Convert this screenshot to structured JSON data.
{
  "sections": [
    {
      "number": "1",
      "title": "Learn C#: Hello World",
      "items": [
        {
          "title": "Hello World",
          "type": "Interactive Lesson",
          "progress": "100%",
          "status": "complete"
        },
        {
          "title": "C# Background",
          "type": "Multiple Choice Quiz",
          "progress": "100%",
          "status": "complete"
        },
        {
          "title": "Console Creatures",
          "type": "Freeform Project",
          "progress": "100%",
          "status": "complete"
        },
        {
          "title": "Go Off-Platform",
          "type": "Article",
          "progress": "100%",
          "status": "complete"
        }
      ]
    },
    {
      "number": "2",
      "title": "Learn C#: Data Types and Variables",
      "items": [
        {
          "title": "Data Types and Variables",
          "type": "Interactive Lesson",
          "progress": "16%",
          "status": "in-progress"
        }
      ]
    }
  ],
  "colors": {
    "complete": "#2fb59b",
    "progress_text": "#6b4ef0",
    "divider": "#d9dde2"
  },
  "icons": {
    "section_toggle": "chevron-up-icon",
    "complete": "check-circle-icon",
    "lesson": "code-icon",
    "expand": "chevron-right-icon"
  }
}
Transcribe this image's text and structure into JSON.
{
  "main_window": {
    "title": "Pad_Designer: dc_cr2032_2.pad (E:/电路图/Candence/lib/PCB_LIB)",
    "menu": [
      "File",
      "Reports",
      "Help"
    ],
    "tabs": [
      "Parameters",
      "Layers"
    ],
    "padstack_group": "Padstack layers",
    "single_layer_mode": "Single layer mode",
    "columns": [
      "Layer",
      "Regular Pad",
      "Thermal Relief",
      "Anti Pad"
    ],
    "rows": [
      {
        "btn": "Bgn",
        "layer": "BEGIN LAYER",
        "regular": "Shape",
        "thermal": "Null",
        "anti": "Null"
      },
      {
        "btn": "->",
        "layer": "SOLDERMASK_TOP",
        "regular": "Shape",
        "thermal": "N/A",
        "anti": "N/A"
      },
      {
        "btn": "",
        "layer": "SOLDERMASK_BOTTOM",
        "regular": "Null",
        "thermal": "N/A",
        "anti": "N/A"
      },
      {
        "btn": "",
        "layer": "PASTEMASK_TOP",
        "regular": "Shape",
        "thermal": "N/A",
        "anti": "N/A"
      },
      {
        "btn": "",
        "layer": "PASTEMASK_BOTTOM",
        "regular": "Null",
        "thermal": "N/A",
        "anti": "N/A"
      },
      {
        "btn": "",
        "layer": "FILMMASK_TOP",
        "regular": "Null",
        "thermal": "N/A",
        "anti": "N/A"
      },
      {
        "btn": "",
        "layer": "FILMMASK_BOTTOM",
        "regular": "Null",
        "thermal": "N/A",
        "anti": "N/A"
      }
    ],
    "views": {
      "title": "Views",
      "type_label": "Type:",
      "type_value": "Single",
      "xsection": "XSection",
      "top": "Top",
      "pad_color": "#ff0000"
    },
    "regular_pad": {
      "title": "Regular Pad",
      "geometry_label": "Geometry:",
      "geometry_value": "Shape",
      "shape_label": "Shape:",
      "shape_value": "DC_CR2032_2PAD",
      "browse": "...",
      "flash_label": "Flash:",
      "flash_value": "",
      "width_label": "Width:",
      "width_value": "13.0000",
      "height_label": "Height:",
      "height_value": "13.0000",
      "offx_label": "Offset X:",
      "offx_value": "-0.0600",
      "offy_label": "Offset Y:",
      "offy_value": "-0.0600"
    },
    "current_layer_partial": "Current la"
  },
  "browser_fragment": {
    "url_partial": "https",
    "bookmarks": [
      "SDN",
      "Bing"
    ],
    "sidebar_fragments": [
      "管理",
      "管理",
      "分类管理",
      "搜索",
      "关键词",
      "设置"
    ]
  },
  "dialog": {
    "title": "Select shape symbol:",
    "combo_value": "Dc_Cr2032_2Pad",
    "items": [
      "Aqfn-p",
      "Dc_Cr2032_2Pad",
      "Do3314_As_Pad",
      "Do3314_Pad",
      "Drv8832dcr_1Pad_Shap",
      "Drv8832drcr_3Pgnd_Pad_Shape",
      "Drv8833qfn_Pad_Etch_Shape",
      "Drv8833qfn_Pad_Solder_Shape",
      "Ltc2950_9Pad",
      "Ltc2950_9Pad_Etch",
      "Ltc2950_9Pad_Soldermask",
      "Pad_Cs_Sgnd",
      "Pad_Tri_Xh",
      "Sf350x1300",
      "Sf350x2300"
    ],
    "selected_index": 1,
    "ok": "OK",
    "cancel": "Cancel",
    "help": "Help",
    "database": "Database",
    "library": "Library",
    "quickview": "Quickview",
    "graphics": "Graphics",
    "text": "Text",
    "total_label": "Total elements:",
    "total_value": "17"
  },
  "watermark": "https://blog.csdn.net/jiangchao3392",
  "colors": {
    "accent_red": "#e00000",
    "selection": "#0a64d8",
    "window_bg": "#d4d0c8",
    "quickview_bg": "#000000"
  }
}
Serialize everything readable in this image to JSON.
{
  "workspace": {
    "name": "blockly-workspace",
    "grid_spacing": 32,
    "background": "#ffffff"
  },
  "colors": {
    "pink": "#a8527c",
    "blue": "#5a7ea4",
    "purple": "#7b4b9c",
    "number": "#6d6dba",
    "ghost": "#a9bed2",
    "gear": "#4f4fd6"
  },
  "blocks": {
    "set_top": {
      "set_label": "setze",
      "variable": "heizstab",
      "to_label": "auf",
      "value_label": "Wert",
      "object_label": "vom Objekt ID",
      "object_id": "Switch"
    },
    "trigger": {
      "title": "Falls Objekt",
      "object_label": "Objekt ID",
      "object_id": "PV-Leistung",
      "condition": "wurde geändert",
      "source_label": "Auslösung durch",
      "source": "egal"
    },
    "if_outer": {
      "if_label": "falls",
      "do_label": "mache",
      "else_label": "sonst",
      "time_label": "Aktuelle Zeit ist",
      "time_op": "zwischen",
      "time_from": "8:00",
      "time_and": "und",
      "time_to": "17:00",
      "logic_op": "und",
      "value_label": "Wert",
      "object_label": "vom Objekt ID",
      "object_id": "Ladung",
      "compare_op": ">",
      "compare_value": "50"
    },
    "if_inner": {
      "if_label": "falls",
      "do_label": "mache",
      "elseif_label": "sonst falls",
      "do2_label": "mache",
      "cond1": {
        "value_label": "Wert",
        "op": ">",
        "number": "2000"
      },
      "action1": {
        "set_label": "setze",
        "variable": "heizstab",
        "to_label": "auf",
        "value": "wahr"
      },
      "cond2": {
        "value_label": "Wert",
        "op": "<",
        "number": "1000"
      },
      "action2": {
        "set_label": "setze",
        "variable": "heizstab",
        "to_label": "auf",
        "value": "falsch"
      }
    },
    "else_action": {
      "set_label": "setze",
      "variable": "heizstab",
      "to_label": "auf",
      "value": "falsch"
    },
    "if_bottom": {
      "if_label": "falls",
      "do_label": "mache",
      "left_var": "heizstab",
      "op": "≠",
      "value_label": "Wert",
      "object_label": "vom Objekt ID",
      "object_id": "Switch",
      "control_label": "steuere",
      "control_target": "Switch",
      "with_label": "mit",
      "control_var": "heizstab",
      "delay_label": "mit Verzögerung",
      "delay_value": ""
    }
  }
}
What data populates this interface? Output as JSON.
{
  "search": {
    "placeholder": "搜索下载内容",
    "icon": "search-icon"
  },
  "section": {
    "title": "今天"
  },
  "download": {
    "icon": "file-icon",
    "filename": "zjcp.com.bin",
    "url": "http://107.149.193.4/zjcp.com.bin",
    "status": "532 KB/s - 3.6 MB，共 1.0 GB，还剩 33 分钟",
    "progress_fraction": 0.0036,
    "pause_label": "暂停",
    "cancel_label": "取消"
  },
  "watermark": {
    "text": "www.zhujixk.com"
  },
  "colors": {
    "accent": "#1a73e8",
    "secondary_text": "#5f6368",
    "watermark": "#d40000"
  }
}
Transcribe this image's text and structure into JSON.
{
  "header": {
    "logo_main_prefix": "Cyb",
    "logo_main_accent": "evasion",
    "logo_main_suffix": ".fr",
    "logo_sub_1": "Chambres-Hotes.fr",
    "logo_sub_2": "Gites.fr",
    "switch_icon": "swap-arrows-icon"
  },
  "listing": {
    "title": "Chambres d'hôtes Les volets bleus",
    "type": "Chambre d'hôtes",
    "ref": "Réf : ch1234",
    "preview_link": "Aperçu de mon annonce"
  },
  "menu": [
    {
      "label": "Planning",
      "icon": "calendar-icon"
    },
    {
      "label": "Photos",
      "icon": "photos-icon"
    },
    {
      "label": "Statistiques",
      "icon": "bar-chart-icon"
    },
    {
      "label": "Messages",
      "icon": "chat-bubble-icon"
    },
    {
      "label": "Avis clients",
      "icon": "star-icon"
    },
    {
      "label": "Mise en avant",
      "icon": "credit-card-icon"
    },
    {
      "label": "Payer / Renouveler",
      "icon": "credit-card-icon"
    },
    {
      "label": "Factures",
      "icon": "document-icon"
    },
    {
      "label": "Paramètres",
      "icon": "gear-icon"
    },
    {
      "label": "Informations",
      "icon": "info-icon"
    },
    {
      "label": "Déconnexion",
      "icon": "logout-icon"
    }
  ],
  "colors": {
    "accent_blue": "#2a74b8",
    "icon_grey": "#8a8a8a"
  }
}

■ **TASK**
Filter the data, keeping only the lines that contain "Single".

■ **TASK OUTPUT**
    "single_layer_mode": "Single layer mode",
      "type_value": "Single",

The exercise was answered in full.